Convert the items from the start through the line containing "label-les-epinettes: Les Épinettes" into a Markdown table with the columns Row and Line. Put the row number under Row and the line under Line, and leave out any blank lines.
** Begin **
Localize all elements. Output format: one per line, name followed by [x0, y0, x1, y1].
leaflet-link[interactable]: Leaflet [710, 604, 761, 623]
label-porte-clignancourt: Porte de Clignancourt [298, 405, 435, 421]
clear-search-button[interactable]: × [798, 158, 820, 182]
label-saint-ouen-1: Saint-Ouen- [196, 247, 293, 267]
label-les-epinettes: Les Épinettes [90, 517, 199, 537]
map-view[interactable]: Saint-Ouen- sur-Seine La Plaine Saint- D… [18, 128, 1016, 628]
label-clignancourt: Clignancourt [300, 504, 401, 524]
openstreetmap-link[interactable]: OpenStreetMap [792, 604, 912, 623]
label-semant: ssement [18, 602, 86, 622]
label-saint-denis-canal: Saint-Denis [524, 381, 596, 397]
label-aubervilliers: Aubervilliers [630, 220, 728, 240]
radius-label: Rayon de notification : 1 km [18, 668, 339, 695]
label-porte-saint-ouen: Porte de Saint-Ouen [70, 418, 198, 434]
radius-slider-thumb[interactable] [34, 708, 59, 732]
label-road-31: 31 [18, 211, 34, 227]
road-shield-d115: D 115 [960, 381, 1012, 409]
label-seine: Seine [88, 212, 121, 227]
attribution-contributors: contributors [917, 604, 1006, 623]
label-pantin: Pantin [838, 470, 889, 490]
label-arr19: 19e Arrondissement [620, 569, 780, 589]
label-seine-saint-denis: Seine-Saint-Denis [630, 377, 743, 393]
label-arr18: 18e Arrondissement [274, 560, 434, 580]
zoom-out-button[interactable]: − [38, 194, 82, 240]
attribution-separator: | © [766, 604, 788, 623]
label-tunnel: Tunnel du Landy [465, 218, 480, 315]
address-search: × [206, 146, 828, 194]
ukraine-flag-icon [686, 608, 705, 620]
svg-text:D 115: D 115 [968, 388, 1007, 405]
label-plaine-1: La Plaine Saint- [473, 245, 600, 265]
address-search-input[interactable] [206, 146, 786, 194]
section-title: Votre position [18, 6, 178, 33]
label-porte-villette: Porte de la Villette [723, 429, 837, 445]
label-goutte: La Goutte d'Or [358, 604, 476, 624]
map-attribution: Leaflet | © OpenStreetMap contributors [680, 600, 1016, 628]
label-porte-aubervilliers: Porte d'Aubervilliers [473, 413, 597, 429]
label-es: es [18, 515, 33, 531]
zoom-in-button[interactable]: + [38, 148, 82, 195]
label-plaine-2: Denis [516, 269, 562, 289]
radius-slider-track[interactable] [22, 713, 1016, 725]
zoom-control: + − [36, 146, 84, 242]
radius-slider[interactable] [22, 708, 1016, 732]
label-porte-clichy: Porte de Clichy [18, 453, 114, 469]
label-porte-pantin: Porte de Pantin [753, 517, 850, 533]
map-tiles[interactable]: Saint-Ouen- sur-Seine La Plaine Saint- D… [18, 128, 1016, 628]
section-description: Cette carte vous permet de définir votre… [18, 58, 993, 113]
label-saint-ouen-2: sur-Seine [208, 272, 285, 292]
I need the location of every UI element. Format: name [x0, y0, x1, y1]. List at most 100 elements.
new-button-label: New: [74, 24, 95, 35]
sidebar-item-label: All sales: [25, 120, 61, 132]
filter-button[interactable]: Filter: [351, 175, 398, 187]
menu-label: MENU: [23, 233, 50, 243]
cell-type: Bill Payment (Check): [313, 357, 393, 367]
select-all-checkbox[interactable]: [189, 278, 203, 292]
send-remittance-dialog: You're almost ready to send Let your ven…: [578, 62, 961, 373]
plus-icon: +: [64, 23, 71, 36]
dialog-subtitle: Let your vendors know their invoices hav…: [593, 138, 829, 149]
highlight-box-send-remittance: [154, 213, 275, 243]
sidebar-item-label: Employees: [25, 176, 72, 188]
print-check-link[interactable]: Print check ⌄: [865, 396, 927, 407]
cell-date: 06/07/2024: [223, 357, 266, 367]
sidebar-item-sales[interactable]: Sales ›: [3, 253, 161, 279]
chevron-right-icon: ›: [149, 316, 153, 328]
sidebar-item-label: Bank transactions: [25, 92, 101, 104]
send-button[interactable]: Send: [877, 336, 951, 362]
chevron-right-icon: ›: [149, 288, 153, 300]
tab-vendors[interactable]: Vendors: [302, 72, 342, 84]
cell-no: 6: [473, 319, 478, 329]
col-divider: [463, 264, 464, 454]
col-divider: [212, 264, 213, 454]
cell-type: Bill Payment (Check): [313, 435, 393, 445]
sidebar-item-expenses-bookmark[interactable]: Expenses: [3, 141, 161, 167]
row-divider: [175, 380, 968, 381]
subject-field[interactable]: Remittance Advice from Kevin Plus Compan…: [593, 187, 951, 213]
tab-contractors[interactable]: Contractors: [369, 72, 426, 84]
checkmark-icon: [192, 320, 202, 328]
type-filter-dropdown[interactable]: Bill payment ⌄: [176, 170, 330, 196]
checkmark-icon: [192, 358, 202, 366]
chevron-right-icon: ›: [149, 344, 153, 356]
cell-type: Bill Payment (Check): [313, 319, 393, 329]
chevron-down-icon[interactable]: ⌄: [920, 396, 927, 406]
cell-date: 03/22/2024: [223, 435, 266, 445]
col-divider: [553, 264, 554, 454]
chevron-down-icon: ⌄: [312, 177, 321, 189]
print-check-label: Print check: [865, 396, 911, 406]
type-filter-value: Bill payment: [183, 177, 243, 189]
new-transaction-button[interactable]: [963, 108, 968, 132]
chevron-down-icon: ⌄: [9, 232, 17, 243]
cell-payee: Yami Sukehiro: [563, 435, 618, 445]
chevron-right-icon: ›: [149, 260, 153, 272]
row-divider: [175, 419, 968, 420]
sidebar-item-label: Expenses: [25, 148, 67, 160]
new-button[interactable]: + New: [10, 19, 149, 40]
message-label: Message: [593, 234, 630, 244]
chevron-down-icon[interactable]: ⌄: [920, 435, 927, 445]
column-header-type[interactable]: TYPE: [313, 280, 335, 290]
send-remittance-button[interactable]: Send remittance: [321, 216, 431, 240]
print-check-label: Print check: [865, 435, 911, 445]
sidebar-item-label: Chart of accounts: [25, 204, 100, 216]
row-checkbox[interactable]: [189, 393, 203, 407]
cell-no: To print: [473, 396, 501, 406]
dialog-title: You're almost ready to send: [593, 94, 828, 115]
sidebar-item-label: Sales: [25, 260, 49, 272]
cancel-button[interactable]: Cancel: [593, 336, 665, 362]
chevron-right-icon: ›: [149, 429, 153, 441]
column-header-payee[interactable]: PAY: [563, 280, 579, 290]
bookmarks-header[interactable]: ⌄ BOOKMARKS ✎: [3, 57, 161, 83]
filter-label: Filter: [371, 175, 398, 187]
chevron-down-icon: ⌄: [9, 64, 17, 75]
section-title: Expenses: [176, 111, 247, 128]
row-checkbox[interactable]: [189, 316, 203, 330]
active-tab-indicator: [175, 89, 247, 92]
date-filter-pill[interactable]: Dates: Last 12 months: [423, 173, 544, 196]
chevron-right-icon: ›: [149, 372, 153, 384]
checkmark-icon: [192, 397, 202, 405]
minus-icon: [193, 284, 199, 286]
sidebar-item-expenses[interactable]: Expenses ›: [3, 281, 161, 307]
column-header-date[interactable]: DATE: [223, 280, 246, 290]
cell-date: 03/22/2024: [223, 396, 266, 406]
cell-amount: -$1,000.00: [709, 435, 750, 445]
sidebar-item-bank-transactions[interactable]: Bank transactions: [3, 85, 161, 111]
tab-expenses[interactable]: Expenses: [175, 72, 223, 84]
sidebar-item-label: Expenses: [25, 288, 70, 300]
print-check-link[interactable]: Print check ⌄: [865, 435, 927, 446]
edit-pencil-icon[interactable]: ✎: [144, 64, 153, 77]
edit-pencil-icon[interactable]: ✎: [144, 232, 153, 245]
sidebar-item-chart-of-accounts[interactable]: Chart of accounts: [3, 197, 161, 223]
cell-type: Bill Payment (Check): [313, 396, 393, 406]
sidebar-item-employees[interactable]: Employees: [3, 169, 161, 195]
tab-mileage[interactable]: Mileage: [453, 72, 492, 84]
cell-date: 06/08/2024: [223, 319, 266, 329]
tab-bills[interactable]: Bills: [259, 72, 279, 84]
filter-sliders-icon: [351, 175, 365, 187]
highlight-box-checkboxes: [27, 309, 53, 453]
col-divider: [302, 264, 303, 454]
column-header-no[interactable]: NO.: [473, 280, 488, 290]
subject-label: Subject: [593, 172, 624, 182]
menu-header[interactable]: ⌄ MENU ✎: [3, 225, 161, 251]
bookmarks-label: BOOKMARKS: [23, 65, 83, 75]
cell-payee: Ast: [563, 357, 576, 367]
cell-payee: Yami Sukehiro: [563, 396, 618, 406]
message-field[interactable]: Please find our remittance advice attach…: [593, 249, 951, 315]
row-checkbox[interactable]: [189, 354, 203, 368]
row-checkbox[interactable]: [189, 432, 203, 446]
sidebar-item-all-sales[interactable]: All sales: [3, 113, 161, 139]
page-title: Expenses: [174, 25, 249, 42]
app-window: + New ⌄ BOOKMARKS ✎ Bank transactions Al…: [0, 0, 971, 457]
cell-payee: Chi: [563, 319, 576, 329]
** End **
### Solution for this problem
| Row | Line |
|---|---|
| 1 | Localize all elements. Output format: one per line, name followed by [x0, y0, x1, y1]. |
| 2 | leaflet-link[interactable]: Leaflet [710, 604, 761, 623] |
| 3 | label-porte-clignancourt: Porte de Clignancourt [298, 405, 435, 421] |
| 4 | clear-search-button[interactable]: × [798, 158, 820, 182] |
| 5 | label-saint-ouen-1: Saint-Ouen- [196, 247, 293, 267] |
| 6 | label-les-epinettes: Les Épinettes [90, 517, 199, 537] |